Material shown =
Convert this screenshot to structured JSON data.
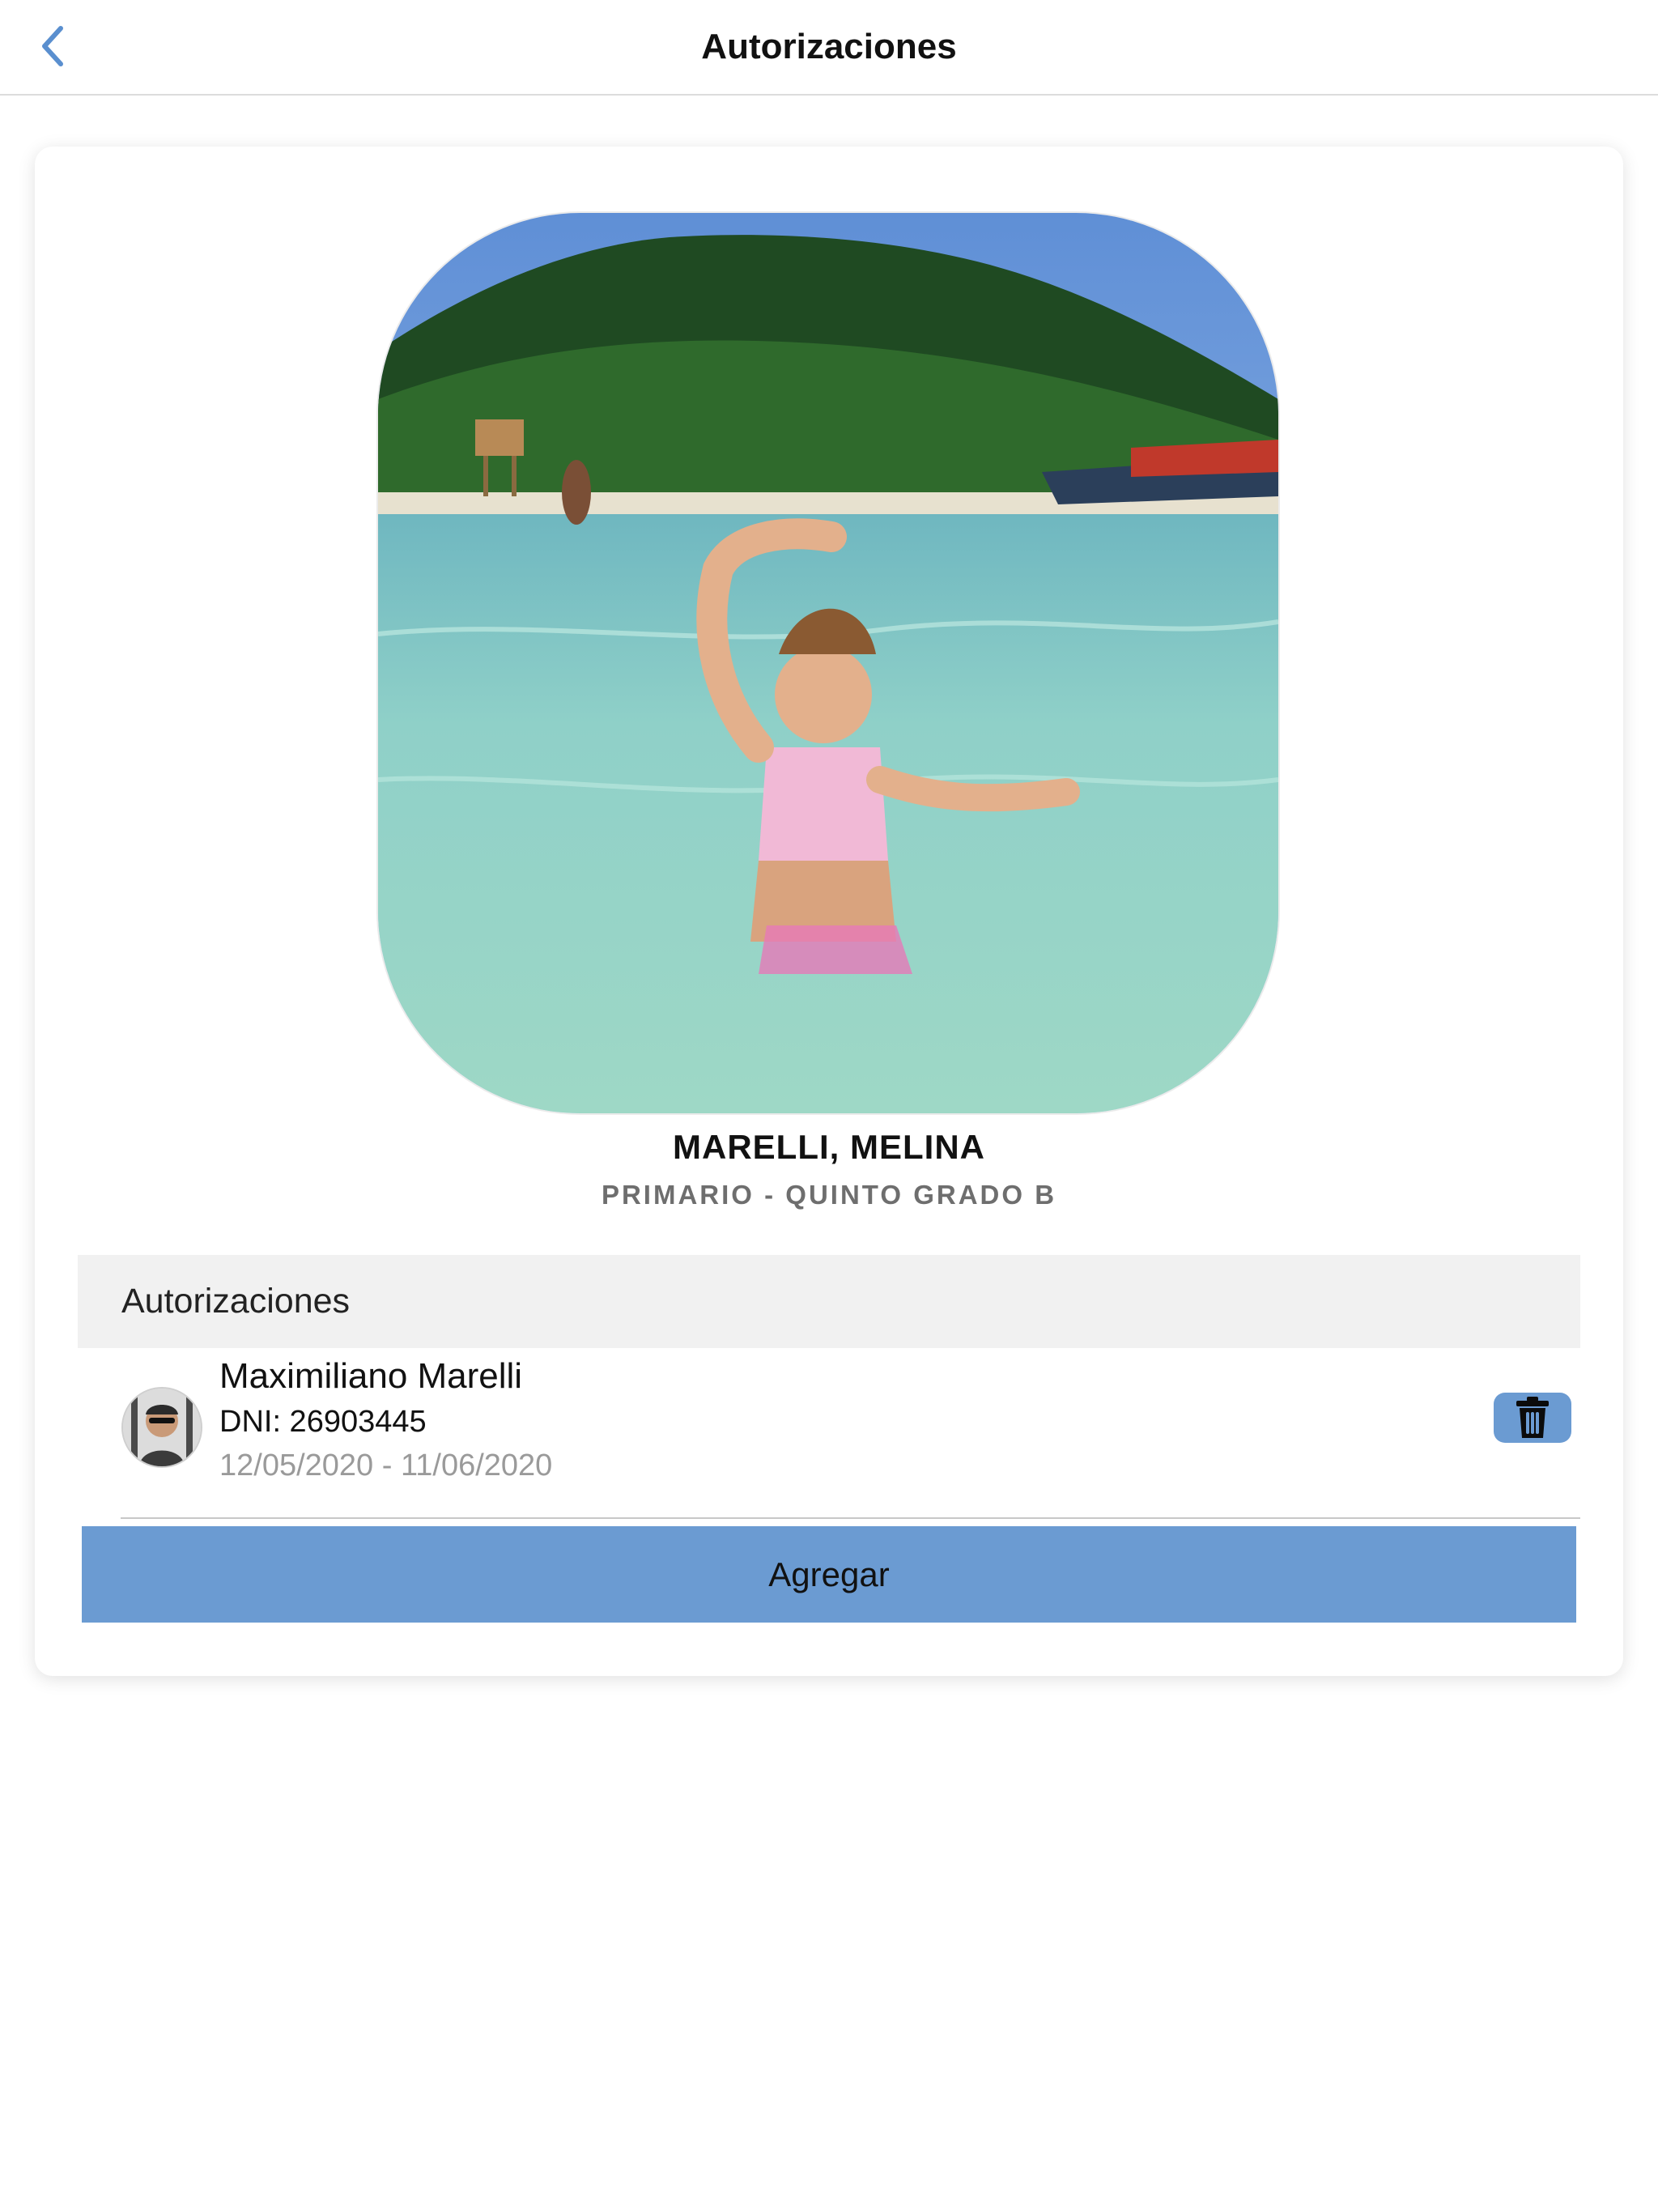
{
  "navbar": {
    "title": "Autorizaciones",
    "back_icon": "chevron-left-icon"
  },
  "student": {
    "photo": "student-photo-beach",
    "name": "MARELLI, MELINA",
    "level": "PRIMARIO - QUINTO GRADO B"
  },
  "authorizations": {
    "section_title": "Autorizaciones",
    "items": [
      {
        "avatar": "person-avatar",
        "name": "Maximiliano Marelli",
        "dni": "DNI: 26903445",
        "dates": "12/05/2020 - 11/06/2020",
        "delete_icon": "trash-icon"
      }
    ]
  },
  "actions": {
    "add_label": "Agregar"
  },
  "colors": {
    "accent": "#6b9bd2",
    "back_chevron": "#5a8fcf",
    "section_header_bg": "#f1f1f1",
    "secondary_text": "#9a9a9a"
  }
}
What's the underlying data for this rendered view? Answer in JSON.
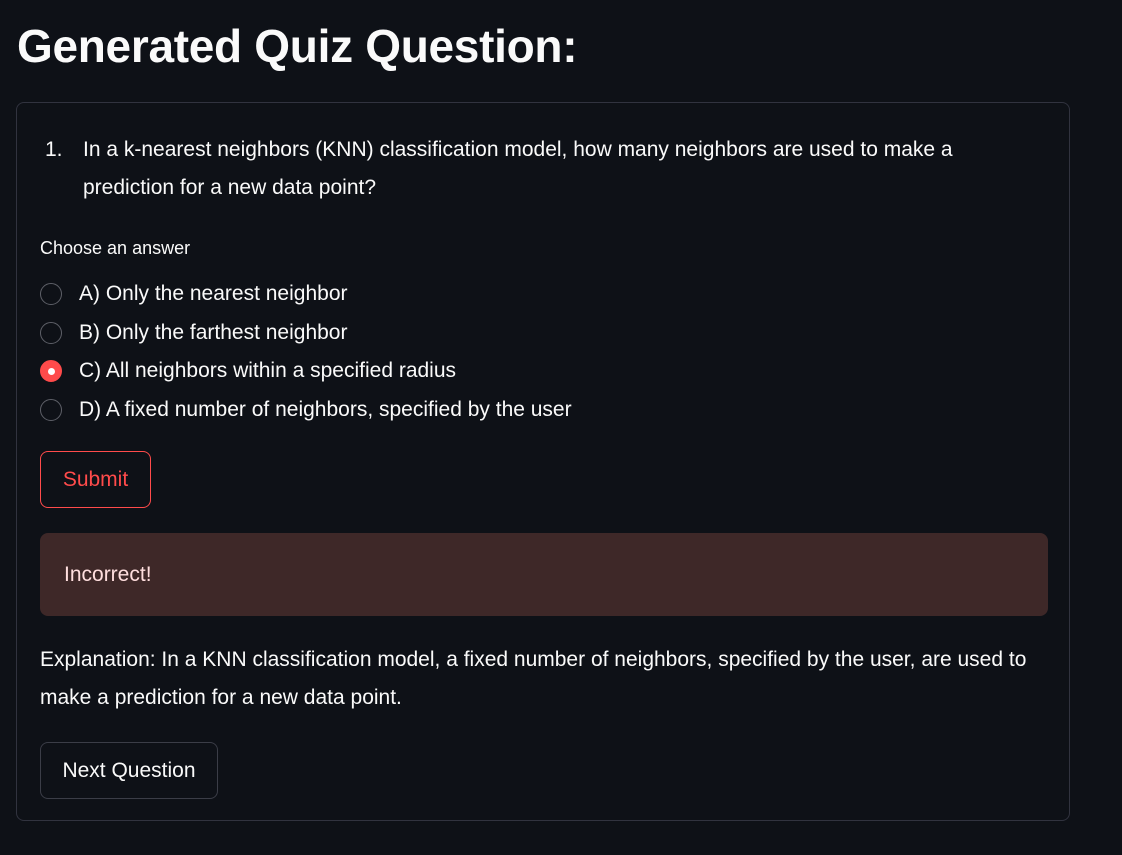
{
  "page": {
    "title": "Generated Quiz Question:"
  },
  "question": {
    "number": "1.",
    "text": "In a k-nearest neighbors (KNN) classification model, how many neighbors are used to make a prediction for a new data point?"
  },
  "answers": {
    "label": "Choose an answer",
    "selected_index": 2,
    "options": [
      {
        "label": "A) Only the nearest neighbor",
        "selected": false
      },
      {
        "label": "B) Only the farthest neighbor",
        "selected": false
      },
      {
        "label": "C) All neighbors within a specified radius",
        "selected": true
      },
      {
        "label": "D) A fixed number of neighbors, specified by the user",
        "selected": false
      }
    ]
  },
  "buttons": {
    "submit_label": "Submit",
    "next_label": "Next Question"
  },
  "result": {
    "message": "Incorrect!"
  },
  "explanation": {
    "text": "Explanation: In a KNN classification model, a fixed number of neighbors, specified by the user, are used to make a prediction for a new data point."
  },
  "colors": {
    "background": "#0e1117",
    "accent": "#ff4b4b",
    "error_background": "#3e2828",
    "text": "#fafafa"
  }
}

Exercise task = Pull out the lines above in which the word "specified" appears.

Full solution =
        "label": "C) All neighbors within a specified radius",
        "label": "D) A fixed number of neighbors, specified by the user",
    "text": "Explanation: In a KNN classification model, a fixed number of neighbors, specified by the user, are used to make a prediction for a new data point."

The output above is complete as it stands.